Transcribe each record below word for word.
=====
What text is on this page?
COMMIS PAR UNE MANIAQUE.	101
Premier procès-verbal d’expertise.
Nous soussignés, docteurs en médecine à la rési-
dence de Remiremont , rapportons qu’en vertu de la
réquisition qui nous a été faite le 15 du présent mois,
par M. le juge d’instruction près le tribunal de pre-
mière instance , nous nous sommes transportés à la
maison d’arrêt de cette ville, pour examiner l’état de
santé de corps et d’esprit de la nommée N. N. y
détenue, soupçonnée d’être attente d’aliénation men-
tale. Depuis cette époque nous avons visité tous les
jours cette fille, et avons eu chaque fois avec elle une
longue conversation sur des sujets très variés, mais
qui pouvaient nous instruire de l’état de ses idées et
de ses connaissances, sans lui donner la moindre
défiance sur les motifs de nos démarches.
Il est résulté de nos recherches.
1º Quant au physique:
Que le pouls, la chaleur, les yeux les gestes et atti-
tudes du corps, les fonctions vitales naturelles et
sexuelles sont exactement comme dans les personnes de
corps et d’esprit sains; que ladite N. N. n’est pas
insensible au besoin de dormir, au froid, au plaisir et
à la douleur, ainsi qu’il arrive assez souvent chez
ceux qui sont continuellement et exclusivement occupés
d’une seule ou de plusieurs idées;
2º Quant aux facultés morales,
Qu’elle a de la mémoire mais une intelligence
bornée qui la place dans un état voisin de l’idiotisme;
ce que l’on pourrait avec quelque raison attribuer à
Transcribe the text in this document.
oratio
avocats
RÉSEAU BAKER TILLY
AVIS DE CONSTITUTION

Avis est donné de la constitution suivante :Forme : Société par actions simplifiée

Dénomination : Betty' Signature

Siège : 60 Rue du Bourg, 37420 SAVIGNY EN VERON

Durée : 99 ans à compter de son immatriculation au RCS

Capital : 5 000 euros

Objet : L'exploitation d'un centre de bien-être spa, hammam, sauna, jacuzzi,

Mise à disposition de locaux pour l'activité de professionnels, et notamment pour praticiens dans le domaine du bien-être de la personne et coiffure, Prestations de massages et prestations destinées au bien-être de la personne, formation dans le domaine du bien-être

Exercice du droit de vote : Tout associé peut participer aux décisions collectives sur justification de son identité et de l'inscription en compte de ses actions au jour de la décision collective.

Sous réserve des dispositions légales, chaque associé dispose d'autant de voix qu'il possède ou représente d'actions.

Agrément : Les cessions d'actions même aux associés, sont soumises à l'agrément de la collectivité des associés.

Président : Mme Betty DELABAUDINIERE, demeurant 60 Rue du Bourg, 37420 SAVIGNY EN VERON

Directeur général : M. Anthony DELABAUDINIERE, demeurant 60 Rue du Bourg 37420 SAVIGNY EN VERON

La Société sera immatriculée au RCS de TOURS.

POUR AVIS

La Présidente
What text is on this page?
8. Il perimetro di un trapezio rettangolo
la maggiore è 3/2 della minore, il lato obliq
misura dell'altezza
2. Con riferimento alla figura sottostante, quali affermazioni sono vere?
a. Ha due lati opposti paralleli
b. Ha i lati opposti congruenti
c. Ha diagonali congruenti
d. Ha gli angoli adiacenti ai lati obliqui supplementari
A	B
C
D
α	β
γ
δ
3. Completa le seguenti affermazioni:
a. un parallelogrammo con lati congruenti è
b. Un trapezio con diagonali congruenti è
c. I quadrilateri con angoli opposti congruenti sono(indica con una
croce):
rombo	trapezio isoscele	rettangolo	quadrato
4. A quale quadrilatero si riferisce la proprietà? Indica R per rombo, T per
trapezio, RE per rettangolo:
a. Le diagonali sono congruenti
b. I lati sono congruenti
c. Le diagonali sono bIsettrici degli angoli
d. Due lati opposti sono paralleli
=====
_WRITTEN REPLY_
What text is on this page?
COMMIS PAR UNE MANIAQUE.	101
Premier procès-verbal d’expertise.
Nous soussignés, docteurs en médecine à la rési-
dence de Remiremont , rapportons qu’en vertu de la
réquisition qui nous a été faite le 15 du présent mois,
par M. le juge d’instruction près le tribunal de pre-
mière instance , nous nous sommes transportés à la
maison d’arrêt de cette ville, pour examiner l’état de
santé de corps et d’esprit de la nommée N. N. y
détenue, soupçonnée d’être attente d’aliénation men-
tale. Depuis cette époque nous avons visité tous les
jours cette fille, et avons eu chaque fois avec elle une
longue conversation sur des sujets très variés, mais
qui pouvaient nous instruire de l’état de ses idées et
de ses connaissances, sans lui donner la moindre
défiance sur les motifs de nos démarches.
Il est résulté de nos recherches.
1º Quant au physique:
Que le pouls, la chaleur, les yeux les gestes et atti-
tudes du corps, les fonctions vitales naturelles et
sexuelles sont exactement comme dans les personnes de
corps et d’esprit sains; que ladite N. N. n’est pas
insensible au besoin de dormir, au froid, au plaisir et
à la douleur, ainsi qu’il arrive assez souvent chez
ceux qui sont continuellement et exclusivement occupés
d’une seule ou de plusieurs idées;
2º Quant aux facultés morales,
Qu’elle a de la mémoire mais une intelligence
bornée qui la place dans un état voisin de l’idiotisme;
ce que l’on pourrait avec quelque raison attribuer à
Transcribe the text in this document.
oratio
avocats
RÉSEAU BAKER TILLY
AVIS DE CONSTITUTION

Avis est donné de la constitution suivante :Forme : Société par actions simplifiée

Dénomination : Betty' Signature

Siège : 60 Rue du Bourg, 37420 SAVIGNY EN VERON

Durée : 99 ans à compter de son immatriculation au RCS

Capital : 5 000 euros

Objet : L'exploitation d'un centre de bien-être spa, hammam, sauna, jacuzzi,

Mise à disposition de locaux pour l'activité de professionnels, et notamment pour praticiens dans le domaine du bien-être de la personne et coiffure, Prestations de massages et prestations destinées au bien-être de la personne, formation dans le domaine du bien-être

Exercice du droit de vote : Tout associé peut participer aux décisions collectives sur justification de son identité et de l'inscription en compte de ses actions au jour de la décision collective.

Sous réserve des dispositions légales, chaque associé dispose d'autant de voix qu'il possède ou représente d'actions.

Agrément : Les cessions d'actions même aux associés, sont soumises à l'agrément de la collectivité des associés.

Président : Mme Betty DELABAUDINIERE, demeurant 60 Rue du Bourg, 37420 SAVIGNY EN VERON

Directeur général : M. Anthony DELABAUDINIERE, demeurant 60 Rue du Bourg 37420 SAVIGNY EN VERON

La Société sera immatriculée au RCS de TOURS.

POUR AVIS

La Présidente
What text is on this page?
8. Il perimetro di un trapezio rettangolo
la maggiore è 3/2 della minore, il lato obliq
misura dell'altezza
2. Con riferimento alla figura sottostante, quali affermazioni sono vere?
a. Ha due lati opposti paralleli
b. Ha i lati opposti congruenti
c. Ha diagonali congruenti
d. Ha gli angoli adiacenti ai lati obliqui supplementari
A	B
C
D
α	β
γ
δ
3. Completa le seguenti affermazioni:
a. un parallelogrammo con lati congruenti è
b. Un trapezio con diagonali congruenti è
c. I quadrilateri con angoli opposti congruenti sono(indica con una
croce):
rombo	trapezio isoscele	rettangolo	quadrato
4. A quale quadrilatero si riferisce la proprietà? Indica R per rombo, T per
trapezio, RE per rettangolo:
a. Le diagonali sono congruenti
b. I lati sono congruenti
c. Le diagonali sono bIsettrici degli angoli
d. Due lati opposti sono paralleli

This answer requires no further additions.